DATASET ENTRIES:
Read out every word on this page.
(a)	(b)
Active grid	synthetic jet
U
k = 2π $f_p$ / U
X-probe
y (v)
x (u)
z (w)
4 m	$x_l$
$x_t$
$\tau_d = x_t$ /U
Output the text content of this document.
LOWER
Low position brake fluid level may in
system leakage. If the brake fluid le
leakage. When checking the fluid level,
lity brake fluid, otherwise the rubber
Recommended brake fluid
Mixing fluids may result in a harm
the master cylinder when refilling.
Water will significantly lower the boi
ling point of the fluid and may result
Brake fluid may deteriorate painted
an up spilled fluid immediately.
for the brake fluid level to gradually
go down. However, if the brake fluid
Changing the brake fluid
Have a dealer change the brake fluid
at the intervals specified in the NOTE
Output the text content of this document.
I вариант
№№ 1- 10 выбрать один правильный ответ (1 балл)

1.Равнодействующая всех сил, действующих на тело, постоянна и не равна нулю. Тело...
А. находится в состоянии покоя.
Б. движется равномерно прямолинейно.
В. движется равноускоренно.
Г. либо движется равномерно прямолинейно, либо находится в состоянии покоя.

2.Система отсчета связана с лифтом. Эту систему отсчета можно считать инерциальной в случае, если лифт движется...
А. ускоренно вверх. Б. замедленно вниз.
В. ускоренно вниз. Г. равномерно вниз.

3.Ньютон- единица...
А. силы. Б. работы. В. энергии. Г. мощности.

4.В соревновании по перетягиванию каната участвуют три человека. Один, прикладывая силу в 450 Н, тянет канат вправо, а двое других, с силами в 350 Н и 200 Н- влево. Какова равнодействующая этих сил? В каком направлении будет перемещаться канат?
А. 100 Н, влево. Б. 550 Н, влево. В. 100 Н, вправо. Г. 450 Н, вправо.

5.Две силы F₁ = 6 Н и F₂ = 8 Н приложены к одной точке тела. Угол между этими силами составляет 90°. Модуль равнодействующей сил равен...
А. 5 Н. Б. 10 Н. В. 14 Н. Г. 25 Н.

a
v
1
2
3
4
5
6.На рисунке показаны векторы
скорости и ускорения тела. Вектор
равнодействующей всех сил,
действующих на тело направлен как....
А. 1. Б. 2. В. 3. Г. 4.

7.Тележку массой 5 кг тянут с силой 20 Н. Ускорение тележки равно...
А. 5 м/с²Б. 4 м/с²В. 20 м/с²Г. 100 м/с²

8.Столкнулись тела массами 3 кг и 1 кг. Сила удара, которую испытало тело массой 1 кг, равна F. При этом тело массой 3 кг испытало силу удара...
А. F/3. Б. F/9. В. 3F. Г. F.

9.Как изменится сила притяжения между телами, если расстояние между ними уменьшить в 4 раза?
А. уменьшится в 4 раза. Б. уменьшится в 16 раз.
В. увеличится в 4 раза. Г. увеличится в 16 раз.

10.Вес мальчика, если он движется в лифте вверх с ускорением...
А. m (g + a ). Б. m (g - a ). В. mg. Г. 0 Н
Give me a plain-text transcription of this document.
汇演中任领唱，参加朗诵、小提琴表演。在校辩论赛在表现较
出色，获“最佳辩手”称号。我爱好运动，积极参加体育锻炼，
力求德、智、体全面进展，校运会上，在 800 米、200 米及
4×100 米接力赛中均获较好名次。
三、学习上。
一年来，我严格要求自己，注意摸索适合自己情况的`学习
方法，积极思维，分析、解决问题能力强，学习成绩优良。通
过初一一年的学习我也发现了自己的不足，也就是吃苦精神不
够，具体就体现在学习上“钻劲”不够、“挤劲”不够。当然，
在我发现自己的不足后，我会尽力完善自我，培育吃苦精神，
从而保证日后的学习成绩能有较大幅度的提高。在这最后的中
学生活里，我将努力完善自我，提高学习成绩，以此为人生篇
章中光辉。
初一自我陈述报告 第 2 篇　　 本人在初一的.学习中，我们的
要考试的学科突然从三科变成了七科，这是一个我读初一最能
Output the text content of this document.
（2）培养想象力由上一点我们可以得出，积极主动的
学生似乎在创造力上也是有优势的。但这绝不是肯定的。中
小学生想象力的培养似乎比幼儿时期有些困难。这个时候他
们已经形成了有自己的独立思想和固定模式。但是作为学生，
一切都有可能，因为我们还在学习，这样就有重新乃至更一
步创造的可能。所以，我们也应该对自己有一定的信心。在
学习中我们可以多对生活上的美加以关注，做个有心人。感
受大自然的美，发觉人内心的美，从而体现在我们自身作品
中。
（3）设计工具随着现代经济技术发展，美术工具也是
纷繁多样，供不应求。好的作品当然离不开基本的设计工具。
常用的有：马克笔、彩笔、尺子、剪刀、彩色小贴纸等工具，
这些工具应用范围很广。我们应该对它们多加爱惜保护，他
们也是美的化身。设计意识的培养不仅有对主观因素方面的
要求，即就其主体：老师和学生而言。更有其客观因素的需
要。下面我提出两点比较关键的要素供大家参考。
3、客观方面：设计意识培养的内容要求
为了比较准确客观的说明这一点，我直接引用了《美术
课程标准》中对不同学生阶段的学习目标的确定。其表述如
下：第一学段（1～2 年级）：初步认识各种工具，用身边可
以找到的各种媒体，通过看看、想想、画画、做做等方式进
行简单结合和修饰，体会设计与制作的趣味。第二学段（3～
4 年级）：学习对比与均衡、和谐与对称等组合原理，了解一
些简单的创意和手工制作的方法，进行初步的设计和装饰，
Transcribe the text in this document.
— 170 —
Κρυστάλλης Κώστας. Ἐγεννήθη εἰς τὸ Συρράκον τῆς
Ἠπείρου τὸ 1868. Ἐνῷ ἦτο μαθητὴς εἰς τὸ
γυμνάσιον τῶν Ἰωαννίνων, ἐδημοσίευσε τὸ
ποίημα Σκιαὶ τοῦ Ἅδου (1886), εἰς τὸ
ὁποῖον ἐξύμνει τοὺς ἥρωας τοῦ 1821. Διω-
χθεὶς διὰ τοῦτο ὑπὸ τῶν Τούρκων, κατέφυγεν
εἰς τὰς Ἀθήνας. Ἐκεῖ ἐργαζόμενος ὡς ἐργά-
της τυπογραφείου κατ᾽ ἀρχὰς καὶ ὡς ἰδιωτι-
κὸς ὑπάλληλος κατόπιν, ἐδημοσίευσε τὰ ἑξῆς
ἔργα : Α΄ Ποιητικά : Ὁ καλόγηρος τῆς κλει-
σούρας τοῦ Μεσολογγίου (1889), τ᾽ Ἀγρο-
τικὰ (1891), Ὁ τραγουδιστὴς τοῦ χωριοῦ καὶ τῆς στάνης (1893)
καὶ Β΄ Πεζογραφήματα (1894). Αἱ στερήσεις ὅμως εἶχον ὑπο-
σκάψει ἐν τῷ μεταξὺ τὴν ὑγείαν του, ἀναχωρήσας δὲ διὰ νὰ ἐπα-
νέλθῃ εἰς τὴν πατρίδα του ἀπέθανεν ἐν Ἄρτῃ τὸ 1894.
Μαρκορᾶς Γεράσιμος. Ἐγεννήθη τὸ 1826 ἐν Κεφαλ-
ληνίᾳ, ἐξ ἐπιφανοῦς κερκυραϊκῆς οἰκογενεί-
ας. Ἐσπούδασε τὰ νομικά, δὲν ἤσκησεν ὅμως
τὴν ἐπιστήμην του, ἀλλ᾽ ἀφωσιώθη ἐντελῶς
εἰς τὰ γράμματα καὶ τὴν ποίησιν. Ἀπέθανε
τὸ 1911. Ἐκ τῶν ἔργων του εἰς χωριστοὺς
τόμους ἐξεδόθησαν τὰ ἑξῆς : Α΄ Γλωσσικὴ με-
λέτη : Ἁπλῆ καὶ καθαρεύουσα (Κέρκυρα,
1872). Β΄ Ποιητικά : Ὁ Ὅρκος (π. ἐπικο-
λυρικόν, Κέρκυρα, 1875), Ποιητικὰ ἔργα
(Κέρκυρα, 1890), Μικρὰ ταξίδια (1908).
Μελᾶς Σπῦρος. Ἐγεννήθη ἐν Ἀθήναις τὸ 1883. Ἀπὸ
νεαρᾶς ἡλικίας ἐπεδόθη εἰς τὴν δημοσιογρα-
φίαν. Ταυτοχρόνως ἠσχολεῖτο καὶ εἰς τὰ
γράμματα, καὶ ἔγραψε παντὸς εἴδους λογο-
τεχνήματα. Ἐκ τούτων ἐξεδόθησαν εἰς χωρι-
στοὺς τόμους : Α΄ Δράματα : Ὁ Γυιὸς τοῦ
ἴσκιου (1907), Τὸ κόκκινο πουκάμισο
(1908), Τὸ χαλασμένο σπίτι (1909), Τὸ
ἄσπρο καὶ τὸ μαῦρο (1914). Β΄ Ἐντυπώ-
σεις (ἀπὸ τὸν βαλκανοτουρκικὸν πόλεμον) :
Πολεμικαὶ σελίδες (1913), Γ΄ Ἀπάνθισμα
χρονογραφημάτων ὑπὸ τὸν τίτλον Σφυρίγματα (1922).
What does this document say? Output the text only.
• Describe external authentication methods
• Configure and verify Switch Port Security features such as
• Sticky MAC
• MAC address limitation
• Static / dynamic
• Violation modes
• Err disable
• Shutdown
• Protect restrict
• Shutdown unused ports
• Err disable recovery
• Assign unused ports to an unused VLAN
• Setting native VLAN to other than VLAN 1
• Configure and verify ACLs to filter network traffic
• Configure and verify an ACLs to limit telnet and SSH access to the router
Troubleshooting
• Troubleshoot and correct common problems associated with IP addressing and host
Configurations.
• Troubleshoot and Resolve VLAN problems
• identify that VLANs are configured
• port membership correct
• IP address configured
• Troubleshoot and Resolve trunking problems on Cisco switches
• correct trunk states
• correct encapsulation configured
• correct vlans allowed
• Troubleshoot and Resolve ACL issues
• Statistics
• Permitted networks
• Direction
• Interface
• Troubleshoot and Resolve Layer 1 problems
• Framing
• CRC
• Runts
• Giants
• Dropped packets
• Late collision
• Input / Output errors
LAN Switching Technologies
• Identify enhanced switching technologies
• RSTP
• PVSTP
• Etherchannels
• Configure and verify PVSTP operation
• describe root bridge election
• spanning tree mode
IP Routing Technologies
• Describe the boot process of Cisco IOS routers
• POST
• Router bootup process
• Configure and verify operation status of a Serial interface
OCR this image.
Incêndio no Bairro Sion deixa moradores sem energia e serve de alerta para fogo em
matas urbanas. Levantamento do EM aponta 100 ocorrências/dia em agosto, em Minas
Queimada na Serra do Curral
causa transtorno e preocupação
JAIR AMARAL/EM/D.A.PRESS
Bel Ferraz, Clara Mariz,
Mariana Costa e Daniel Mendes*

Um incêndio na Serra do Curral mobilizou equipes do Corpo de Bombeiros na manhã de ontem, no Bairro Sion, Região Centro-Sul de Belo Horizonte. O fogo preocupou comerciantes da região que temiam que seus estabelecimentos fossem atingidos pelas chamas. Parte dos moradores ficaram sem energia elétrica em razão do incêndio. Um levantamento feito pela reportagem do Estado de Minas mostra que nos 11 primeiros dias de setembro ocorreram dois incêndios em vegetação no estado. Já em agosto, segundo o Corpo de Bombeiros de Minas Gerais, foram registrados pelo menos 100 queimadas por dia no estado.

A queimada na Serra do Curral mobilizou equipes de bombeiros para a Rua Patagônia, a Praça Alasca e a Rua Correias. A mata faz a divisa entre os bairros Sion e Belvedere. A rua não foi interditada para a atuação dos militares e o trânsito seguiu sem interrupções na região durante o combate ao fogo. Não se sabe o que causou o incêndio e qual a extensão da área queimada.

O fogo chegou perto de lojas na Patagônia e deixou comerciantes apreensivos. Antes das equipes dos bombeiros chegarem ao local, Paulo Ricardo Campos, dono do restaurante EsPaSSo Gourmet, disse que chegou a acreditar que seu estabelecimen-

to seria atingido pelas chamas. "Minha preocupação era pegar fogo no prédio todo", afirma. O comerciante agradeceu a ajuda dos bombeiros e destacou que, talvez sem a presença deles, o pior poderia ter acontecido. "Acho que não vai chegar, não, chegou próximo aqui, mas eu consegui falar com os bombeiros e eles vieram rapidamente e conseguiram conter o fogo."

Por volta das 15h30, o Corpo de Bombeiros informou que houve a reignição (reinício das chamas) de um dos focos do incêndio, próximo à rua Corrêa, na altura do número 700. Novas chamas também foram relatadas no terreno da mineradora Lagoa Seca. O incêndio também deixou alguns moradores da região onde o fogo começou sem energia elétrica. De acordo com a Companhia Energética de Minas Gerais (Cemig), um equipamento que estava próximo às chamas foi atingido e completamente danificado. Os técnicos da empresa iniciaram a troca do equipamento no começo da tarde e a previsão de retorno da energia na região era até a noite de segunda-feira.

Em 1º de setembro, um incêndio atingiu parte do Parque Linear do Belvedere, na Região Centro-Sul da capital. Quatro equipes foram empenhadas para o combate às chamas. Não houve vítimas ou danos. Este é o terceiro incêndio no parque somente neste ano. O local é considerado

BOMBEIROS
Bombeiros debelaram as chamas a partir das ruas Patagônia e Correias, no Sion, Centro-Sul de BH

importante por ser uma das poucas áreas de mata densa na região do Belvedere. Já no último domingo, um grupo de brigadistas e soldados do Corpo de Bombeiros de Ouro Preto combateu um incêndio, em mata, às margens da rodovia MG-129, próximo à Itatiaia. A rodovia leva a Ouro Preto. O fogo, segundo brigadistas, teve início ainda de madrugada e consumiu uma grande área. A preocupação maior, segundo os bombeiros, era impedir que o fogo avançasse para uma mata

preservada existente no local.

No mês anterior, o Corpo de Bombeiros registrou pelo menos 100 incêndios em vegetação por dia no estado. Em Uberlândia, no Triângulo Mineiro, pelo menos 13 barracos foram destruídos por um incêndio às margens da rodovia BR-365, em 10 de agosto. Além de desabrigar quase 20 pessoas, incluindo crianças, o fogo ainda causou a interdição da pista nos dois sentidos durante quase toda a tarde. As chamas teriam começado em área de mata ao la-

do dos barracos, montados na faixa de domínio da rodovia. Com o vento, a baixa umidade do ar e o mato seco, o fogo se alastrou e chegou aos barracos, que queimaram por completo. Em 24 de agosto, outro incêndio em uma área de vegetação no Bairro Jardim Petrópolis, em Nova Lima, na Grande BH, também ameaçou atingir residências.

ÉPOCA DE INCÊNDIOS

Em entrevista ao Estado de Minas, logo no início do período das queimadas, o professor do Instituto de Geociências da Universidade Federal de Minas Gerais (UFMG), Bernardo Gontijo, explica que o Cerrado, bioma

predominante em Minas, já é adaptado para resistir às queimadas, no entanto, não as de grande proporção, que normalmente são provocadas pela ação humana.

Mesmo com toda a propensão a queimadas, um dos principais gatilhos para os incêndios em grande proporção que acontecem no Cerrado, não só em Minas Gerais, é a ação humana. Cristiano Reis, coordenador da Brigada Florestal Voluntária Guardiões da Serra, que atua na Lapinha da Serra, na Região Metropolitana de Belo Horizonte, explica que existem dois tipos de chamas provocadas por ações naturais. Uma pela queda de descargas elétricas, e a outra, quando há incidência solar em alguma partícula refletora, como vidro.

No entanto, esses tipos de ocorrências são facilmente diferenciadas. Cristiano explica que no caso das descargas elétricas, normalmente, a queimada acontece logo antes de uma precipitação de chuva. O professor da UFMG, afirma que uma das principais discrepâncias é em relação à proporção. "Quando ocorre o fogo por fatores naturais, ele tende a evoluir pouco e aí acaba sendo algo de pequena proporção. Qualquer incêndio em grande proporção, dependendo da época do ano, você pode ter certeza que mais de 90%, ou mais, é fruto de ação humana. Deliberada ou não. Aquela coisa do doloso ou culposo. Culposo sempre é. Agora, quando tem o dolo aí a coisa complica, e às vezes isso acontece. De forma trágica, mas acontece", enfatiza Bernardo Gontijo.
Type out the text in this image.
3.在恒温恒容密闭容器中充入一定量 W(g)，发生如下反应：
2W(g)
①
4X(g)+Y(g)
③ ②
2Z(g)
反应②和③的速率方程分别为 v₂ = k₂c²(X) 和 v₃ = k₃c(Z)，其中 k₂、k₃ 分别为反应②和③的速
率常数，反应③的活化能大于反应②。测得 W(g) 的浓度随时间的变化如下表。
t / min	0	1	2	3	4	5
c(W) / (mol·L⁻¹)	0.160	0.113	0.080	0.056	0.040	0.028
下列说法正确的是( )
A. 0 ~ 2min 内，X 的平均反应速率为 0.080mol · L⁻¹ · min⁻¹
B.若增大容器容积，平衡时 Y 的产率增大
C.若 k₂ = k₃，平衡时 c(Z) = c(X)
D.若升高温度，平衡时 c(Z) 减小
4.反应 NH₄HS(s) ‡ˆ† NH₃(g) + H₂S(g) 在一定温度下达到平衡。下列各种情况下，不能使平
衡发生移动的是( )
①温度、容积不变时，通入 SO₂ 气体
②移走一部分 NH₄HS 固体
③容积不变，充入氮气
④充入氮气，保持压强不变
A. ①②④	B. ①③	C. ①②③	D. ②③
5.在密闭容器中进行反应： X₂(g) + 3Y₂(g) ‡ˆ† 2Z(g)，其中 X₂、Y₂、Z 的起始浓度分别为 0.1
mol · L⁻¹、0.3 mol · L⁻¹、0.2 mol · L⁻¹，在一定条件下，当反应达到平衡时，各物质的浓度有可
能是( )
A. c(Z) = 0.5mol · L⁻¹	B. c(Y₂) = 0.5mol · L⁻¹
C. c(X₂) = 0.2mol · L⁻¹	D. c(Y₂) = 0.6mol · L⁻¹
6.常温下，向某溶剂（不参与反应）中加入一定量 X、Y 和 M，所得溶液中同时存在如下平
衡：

EXERCISE REQUIREMENTS: Your answer should be only the number of lines that hold the word "também".

CORRECT ANSWER: 2